Please answer these questions about the notebook code below:
1. Which two packages does the last uncommented install line add?
2. What type of error does the mypy cell magic raise when the checker's output does not start with "Success"?
3. From which module is ChatCompletionMessage imported?

- Selected passage:
= Beginning of Section =

In [1]:
# Installations

%pip install --upgrade pip -q
%pip install mypy -q

# %pip install numpy matplotlib pandas scipy -q
# %pip install setuptools wandb -q

%pip install openai python-dotenv -q

Note: you may need to restart the kernel to use updated packages.
Note: you may need to restart the kernel to use updated packages.
Note: you may need to restart the kernel to use updated packages.


In [2]:
# https://stackoverflow.com/questions/63142182/to-what-extent-does-google-colab-support-python-typing

from IPython.core.magic import register_cell_magic
from IPython import get_ipython
from mypy import api

@register_cell_magic
def mypy(line, cell):
  for output in api.run(['-c', '\n' + cell] + line.split()):
    if output and not output.startswith('Success'):
      raise TypeError(output)

  get_ipython().run_cell(cell)

In [3]:
from dataclasses import dataclass, field
from enum import Enum

from openai import OpenAI
from openai.types.chat import (
    ChatCompletionMessage,
    ChatCompletionSystemMessageParam,
    ChatCompletionUserMessageParam,
    ChatCompletionAssistantMessageParam,
    ChatCompletionToolMessageParam,
    ChatCompletionFunctionMessageParam,
  )

= End of Section =

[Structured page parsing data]
= Beginning of Section =

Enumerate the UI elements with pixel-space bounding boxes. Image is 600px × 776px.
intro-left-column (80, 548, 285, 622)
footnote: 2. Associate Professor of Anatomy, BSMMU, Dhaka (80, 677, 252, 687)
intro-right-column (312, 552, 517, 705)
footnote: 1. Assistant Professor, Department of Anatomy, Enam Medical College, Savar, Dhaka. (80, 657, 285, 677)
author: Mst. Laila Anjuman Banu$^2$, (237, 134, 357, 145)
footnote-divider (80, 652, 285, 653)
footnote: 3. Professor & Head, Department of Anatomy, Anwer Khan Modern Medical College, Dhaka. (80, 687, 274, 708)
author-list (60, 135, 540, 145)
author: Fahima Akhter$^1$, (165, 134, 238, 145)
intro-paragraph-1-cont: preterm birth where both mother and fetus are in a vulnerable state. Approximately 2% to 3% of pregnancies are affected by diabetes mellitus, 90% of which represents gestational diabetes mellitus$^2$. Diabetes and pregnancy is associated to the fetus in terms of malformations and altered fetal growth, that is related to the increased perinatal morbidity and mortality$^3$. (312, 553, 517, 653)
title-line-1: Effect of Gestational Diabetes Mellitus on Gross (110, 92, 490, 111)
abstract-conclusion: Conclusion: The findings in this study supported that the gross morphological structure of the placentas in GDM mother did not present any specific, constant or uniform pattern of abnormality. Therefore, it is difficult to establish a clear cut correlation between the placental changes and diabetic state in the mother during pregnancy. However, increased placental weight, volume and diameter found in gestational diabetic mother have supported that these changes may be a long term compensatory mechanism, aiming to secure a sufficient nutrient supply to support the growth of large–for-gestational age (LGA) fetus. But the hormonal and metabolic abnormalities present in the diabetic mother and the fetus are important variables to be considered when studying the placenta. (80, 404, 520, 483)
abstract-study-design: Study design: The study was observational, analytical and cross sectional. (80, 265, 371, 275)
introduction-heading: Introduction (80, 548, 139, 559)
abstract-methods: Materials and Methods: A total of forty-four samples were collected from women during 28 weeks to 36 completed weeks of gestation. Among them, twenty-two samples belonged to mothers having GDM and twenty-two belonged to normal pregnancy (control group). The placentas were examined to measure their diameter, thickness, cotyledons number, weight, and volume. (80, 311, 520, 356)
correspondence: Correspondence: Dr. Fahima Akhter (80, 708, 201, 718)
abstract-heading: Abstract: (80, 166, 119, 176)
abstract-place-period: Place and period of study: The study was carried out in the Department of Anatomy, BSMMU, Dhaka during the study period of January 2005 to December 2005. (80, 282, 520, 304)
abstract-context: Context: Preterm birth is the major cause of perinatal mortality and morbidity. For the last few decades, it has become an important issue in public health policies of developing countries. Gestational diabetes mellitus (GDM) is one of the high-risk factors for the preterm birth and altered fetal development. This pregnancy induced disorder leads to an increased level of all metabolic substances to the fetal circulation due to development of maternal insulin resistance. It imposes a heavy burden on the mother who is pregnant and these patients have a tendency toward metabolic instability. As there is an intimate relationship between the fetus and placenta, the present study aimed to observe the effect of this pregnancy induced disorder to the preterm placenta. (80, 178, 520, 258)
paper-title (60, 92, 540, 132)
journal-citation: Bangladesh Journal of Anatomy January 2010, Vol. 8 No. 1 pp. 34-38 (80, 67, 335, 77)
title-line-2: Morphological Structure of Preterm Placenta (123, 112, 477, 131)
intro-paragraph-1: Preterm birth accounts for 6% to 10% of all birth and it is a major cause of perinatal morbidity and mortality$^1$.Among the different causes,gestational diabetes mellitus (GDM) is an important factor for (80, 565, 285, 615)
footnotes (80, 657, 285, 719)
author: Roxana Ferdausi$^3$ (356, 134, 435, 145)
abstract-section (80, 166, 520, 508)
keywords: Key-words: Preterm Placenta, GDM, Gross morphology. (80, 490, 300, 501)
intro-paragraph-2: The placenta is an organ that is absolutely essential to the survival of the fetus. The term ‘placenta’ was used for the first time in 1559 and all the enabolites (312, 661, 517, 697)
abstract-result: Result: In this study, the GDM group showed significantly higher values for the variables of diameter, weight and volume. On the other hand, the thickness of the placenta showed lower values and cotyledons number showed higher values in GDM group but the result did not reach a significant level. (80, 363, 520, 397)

= End of Section =

- Task output:
1. openai and python-dotenv
2. TypeError
3. openai.types.chat